### Texto de origem
Há problemas também de gestão. Apesar de termos avançado muito, ainda há gastos desnecessários, ineficiência, e esses problemas precisam ser enfrentados. Contudo, o que já foi feito no SUS justifica o fato de ele ser considerado uma das políticas mais exitosas do País.
Vermelho: Como medir essa questão do subfinanciamento?
Humberto: O financiamento do setor saúde no Brasil representa cerca de 8% do PIB. E o gasto privado é maior que o público. Ou seja, as famílias precisam gastar mais do seu orçamento com a saúde, numa proporção em que o gasto privado supera os 55% e o público não chega a 45% do total da Saúde.
E a gente não precisa ir longe para saber que este investimento não é suficiente. Se formos comparar com países da América Latina, só ficamos na frente, no que se refere ao financiamento da Saúde, de dois países: Argentina e Uruguai. Temos que criar mecanismos para sanar os dois problemas: melhorar a qualidade dos gastos e aumentar os recursos. Além disso, o fim da CPMF acabou gerando dificuldade a mais, no que diz respeito aos recursos.
Vermelho: Como tapar o buraco deixado pelo fim da CPMF?
Humberto: A queda da CPMF precisa ser recompensada na saúde de alguma forma, seja com mais recursos de impostos, do orçamento da União, seja pela regulamentação da Emenda 29, que vai determinar o que pode ser enquadrado como gasto na Saúde.

### Detalhes do exercício
Relacione todos os percentuais mencionados na entrevista sobre o financiamento da saúde, indicando a que cada um se refere. A listagem a seguir provém de uma fonte distinta.

Registros
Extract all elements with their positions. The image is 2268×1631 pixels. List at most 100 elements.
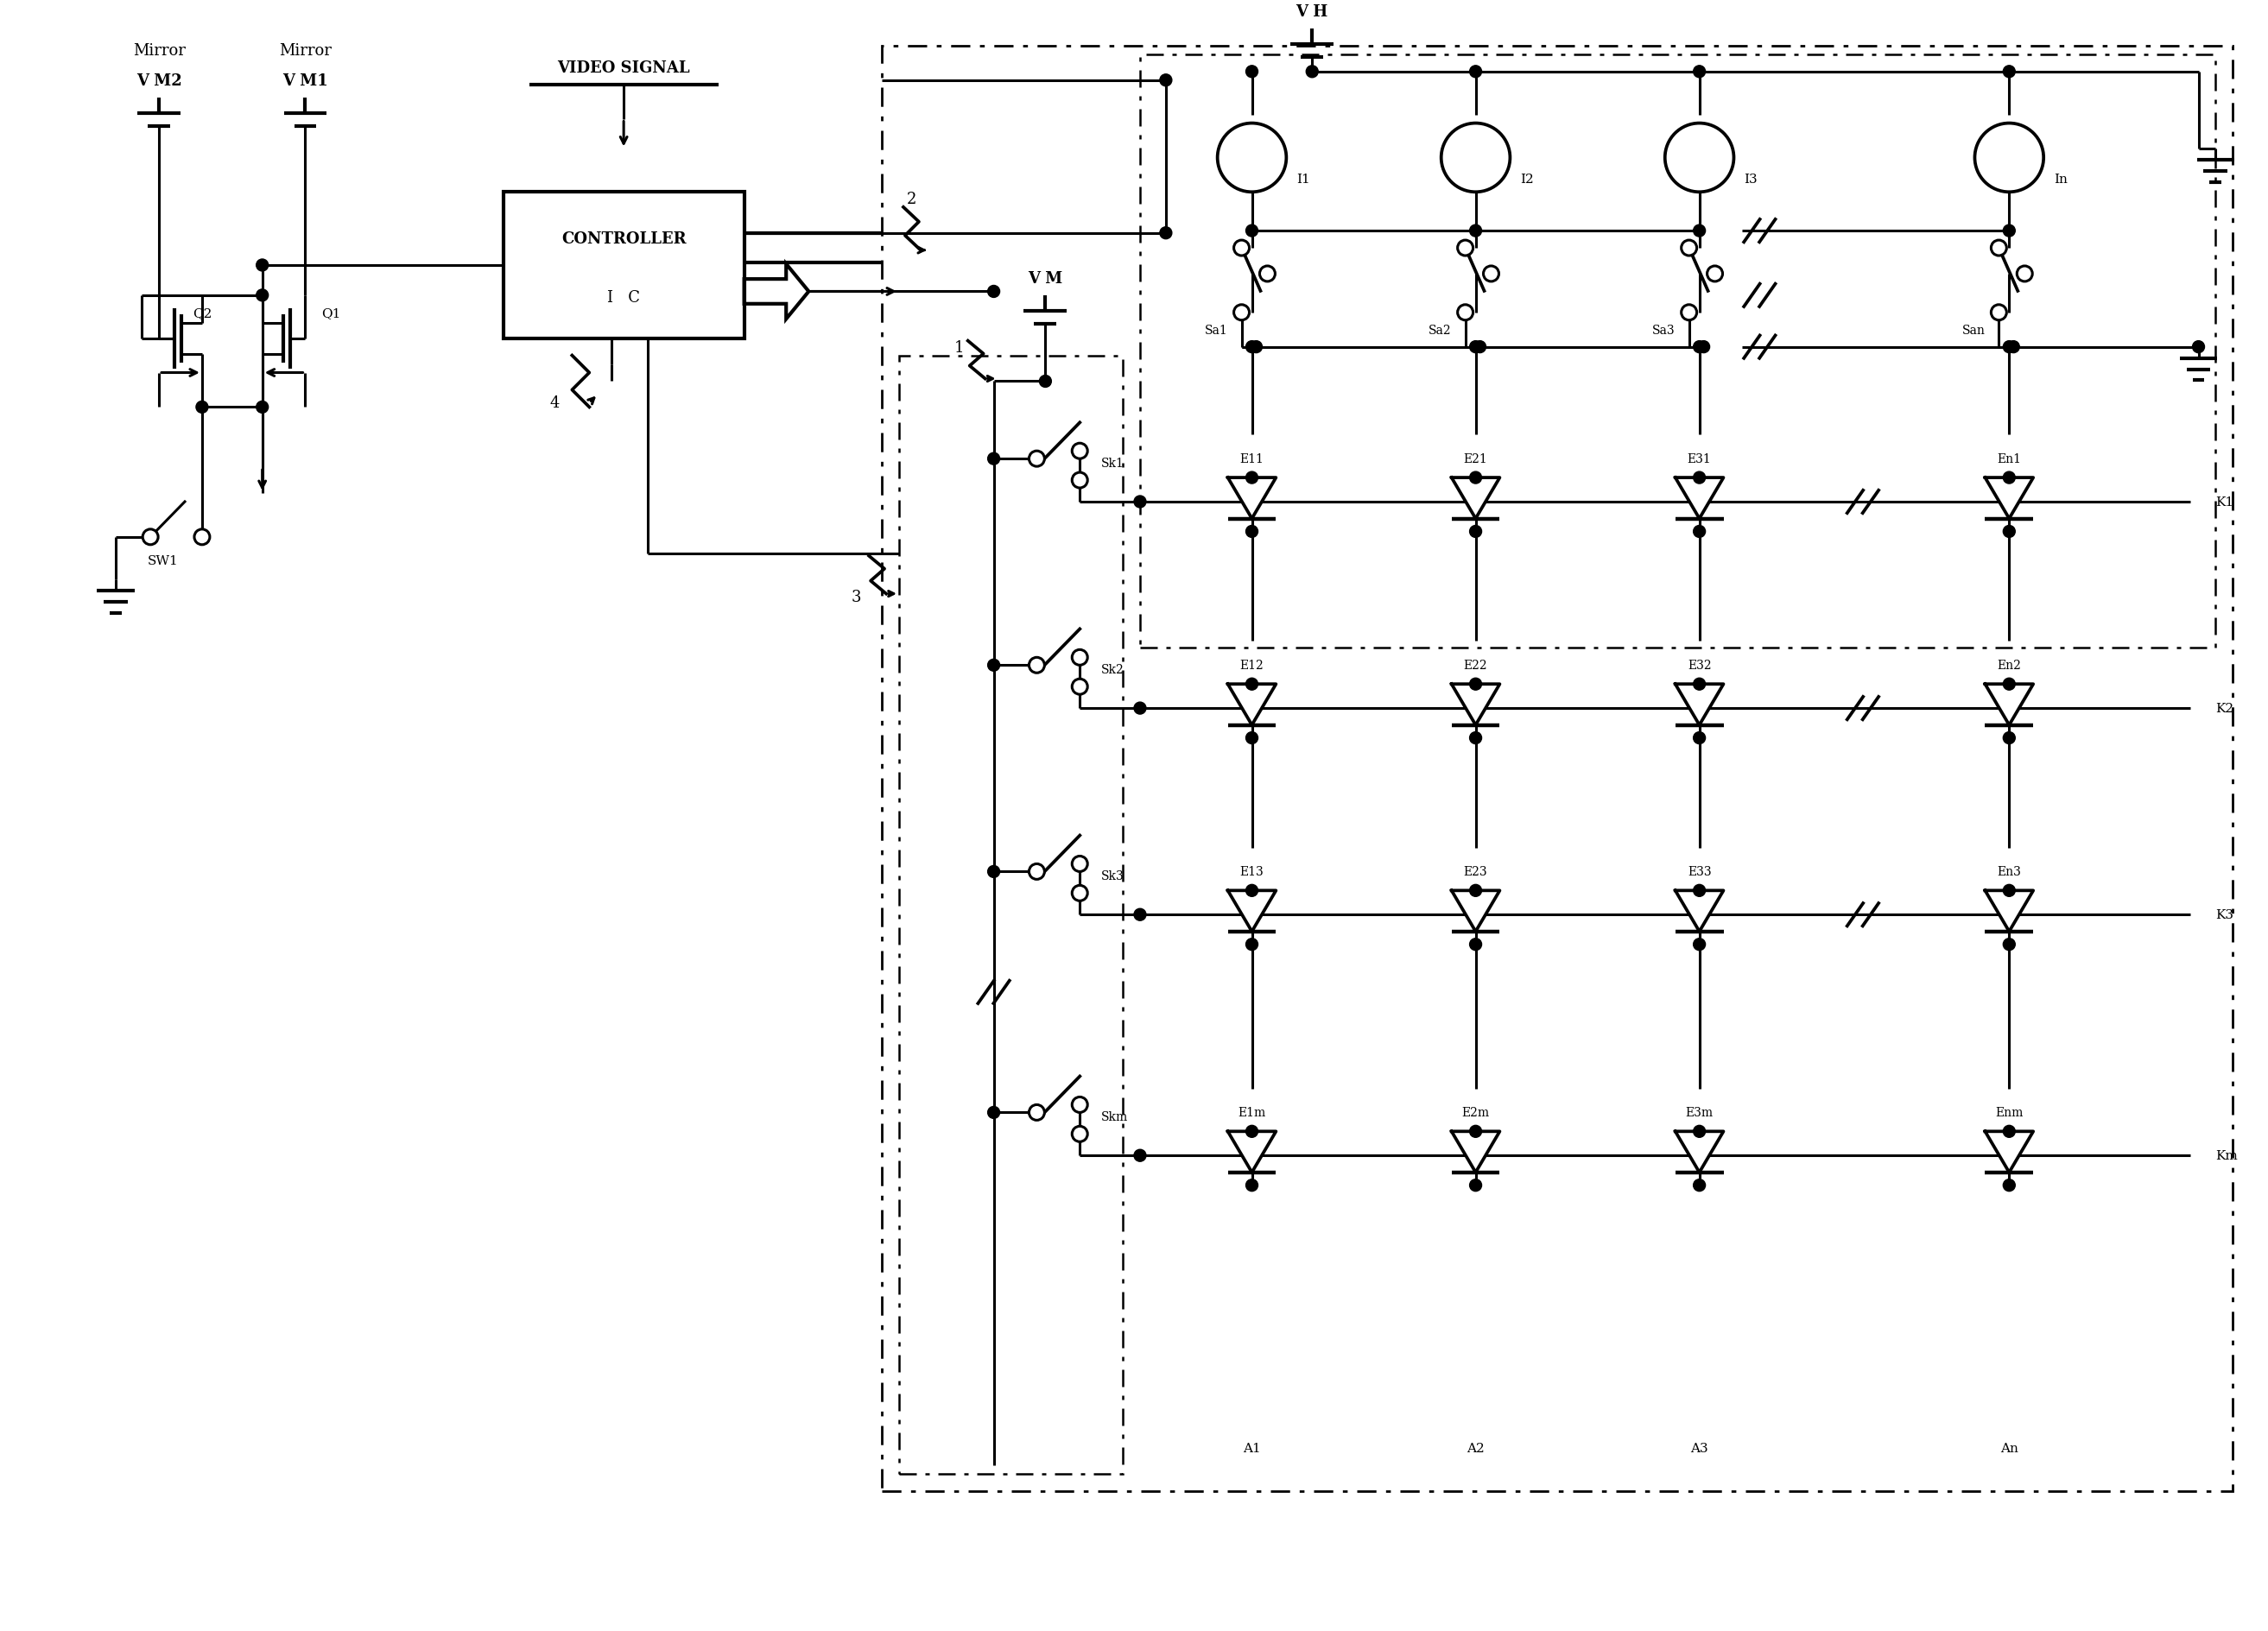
Text: Mirror: Mirror — [134, 42, 186, 59]
Text: A2: A2 — [1467, 1442, 1486, 1455]
Text: 1: 1 — [955, 339, 964, 356]
Text: 2: 2 — [907, 191, 916, 207]
Circle shape — [1694, 678, 1706, 690]
Circle shape — [1681, 305, 1696, 321]
Circle shape — [1073, 1127, 1089, 1142]
Text: K1: K1 — [2216, 496, 2234, 509]
Circle shape — [2003, 341, 2016, 354]
Text: E1m: E1m — [1238, 1106, 1266, 1119]
Circle shape — [1250, 341, 1263, 354]
Text: V H: V H — [1295, 5, 1329, 20]
Circle shape — [1159, 228, 1173, 240]
Bar — [898, 356, 1123, 1474]
Circle shape — [2003, 886, 2016, 897]
Circle shape — [1234, 241, 1250, 256]
Text: E21: E21 — [1463, 453, 1488, 465]
Circle shape — [256, 290, 268, 302]
Text: San: San — [1962, 325, 1984, 336]
Circle shape — [1458, 241, 1472, 256]
Circle shape — [1245, 939, 1259, 951]
Circle shape — [1259, 266, 1275, 282]
Text: I3: I3 — [1744, 175, 1758, 186]
Circle shape — [1470, 341, 1481, 354]
Circle shape — [1470, 732, 1481, 744]
Circle shape — [1073, 886, 1089, 902]
Text: En2: En2 — [1998, 659, 2021, 672]
Polygon shape — [1452, 1132, 1499, 1173]
Text: 3: 3 — [850, 589, 862, 605]
Circle shape — [1470, 1125, 1481, 1138]
Polygon shape — [1452, 685, 1499, 726]
Circle shape — [195, 401, 209, 414]
Circle shape — [1694, 525, 1706, 538]
Polygon shape — [1676, 1132, 1724, 1173]
Circle shape — [1134, 1150, 1145, 1161]
Text: En3: En3 — [1998, 866, 2021, 877]
Text: E22: E22 — [1463, 659, 1488, 672]
Polygon shape — [1676, 478, 1724, 519]
Circle shape — [1991, 241, 2007, 256]
Circle shape — [1030, 1104, 1046, 1120]
Text: K2: K2 — [2216, 703, 2234, 714]
Circle shape — [2193, 341, 2204, 354]
Circle shape — [256, 401, 268, 414]
Circle shape — [1134, 908, 1145, 922]
Circle shape — [1694, 225, 1706, 238]
Circle shape — [1694, 341, 1706, 354]
Polygon shape — [1676, 685, 1724, 726]
Circle shape — [1470, 471, 1481, 484]
Circle shape — [1245, 1125, 1259, 1138]
Polygon shape — [1676, 891, 1724, 931]
Polygon shape — [1452, 891, 1499, 931]
Text: E11: E11 — [1241, 453, 1263, 465]
Circle shape — [1470, 525, 1481, 538]
Circle shape — [1134, 496, 1145, 509]
Text: A3: A3 — [1690, 1442, 1708, 1455]
Text: Sk2: Sk2 — [1102, 664, 1125, 675]
Circle shape — [987, 659, 1000, 672]
Circle shape — [1694, 1125, 1706, 1138]
Text: SW1: SW1 — [147, 555, 179, 566]
Circle shape — [1483, 266, 1499, 282]
Text: Sk3: Sk3 — [1102, 871, 1125, 882]
Text: I2: I2 — [1520, 175, 1533, 186]
Circle shape — [1030, 657, 1046, 674]
Polygon shape — [1984, 891, 2034, 931]
Circle shape — [1245, 1179, 1259, 1192]
Polygon shape — [1984, 1132, 2034, 1173]
Text: VIDEO SIGNAL: VIDEO SIGNAL — [558, 60, 689, 75]
Circle shape — [2016, 266, 2032, 282]
Text: V M1: V M1 — [284, 73, 329, 88]
Text: I   C: I C — [608, 290, 640, 305]
Circle shape — [1245, 525, 1259, 538]
Text: En1: En1 — [1998, 453, 2021, 465]
Text: Sa1: Sa1 — [1204, 325, 1227, 336]
Circle shape — [1306, 67, 1318, 78]
Circle shape — [987, 453, 1000, 465]
Circle shape — [1694, 939, 1706, 951]
Bar — [882, 47, 2234, 1491]
Circle shape — [1245, 471, 1259, 484]
Polygon shape — [1452, 478, 1499, 519]
Circle shape — [1694, 886, 1706, 897]
Circle shape — [2003, 67, 2016, 78]
Text: V M: V M — [1027, 271, 1064, 287]
Polygon shape — [1984, 685, 2034, 726]
Circle shape — [1073, 444, 1089, 460]
Text: Mirror: Mirror — [279, 42, 331, 59]
Circle shape — [1073, 680, 1089, 695]
Circle shape — [1458, 305, 1472, 321]
Text: E3m: E3m — [1685, 1106, 1712, 1119]
Text: E12: E12 — [1241, 659, 1263, 672]
Circle shape — [2003, 525, 2016, 538]
Polygon shape — [1227, 891, 1277, 931]
Circle shape — [1470, 939, 1481, 951]
Circle shape — [1694, 1179, 1706, 1192]
Polygon shape — [1227, 478, 1277, 519]
Circle shape — [2003, 732, 2016, 744]
Circle shape — [1245, 225, 1259, 238]
Text: CONTROLLER: CONTROLLER — [560, 232, 687, 248]
Circle shape — [1694, 732, 1706, 744]
Text: Q1: Q1 — [322, 307, 340, 320]
Circle shape — [1474, 341, 1486, 354]
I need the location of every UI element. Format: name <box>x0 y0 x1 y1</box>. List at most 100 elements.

### Resposta
- Cerca de 8%: financiamento do setor saúde no Brasil em relação ao PIB
- 55%: proporção que o gasto privado supera no total da Saúde
- 45%: proporção a que o gasto público não chega no total da Saúde